Problem to work on :: Show each line of the data below that has the string "They" in it.

-- start Recorded information --

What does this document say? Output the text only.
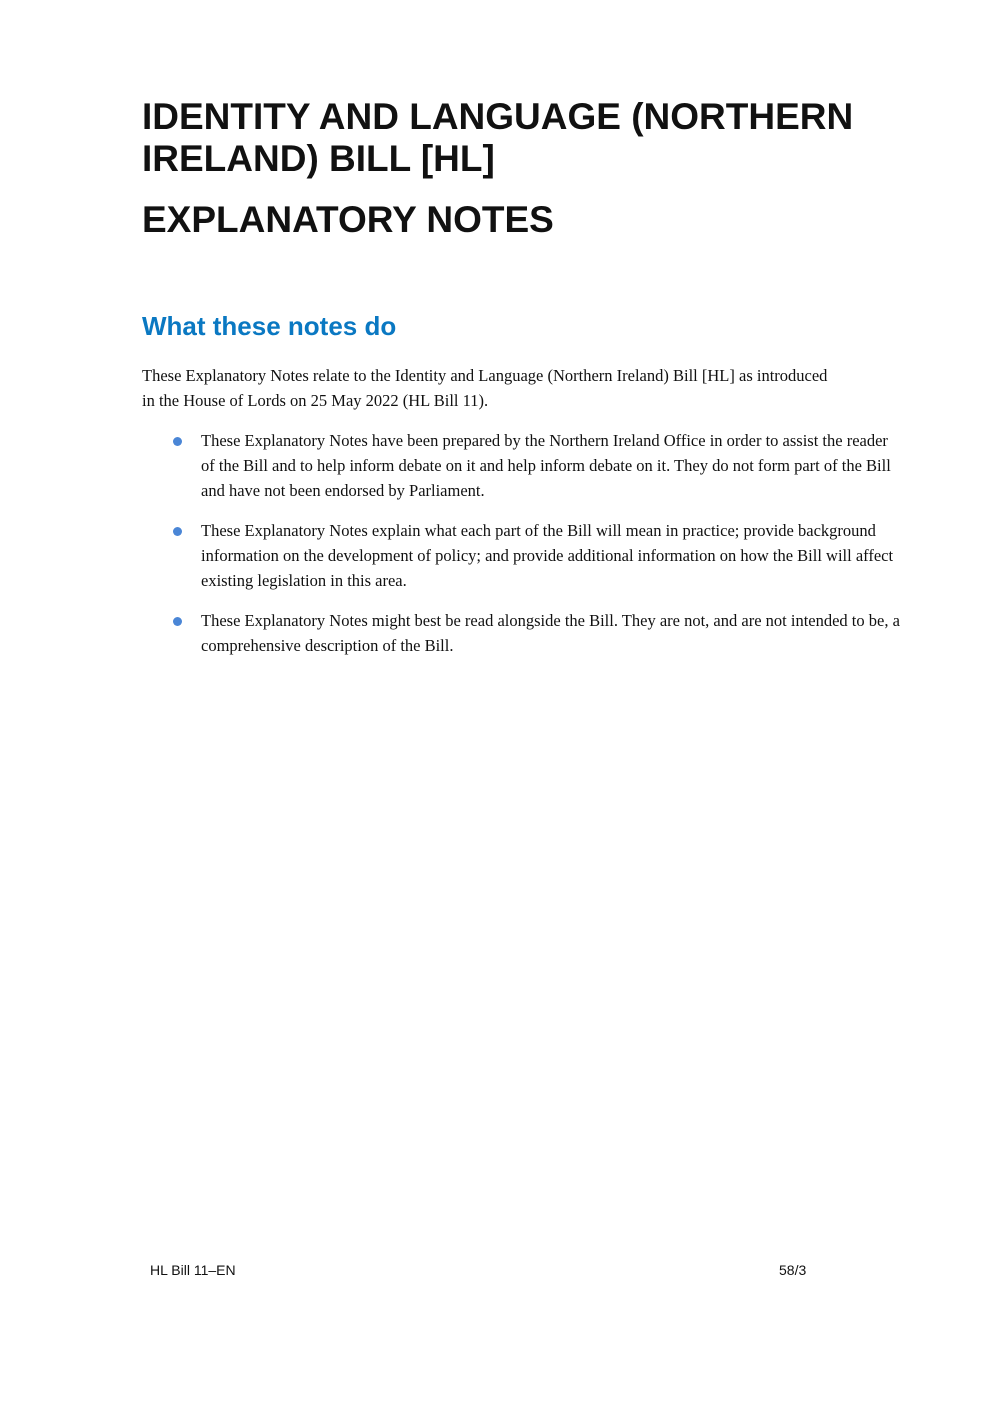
IDENTITY AND LANGUAGE (NORTHERN IRELAND) BILL [HL]
EXPLANATORY NOTES
What these notes do

These Explanatory Notes relate to the Identity and Language (Northern Ireland) Bill [HL] as introduced in the House of Lords on 25 May 2022 (HL Bill 11).

These Explanatory Notes have been prepared by the Northern Ireland Office in order to assist the reader of the Bill and to help inform debate on it and help inform debate on it. They do not form part of the Bill and have not been endorsed by Parliament.
These Explanatory Notes explain what each part of the Bill will mean in practice; provide background information on the development of policy; and provide additional information on how the Bill will affect existing legislation in this area.
These Explanatory Notes might best be read alongside the Bill. They are not, and are not intended to be, a comprehensive description of the Bill.
HL Bill 11–EN	58/3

-- end Recorded information --

Answer for the task ::
These Explanatory Notes have been prepared by the Northern Ireland Office in order to assist the reader of the Bill and to help inform debate on it and help inform debate on it. They do not form part of the Bill and have not been endorsed by Parliament.
These Explanatory Notes might best be read alongside the Bill. They are not, and are not intended to be, a comprehensive description of the Bill.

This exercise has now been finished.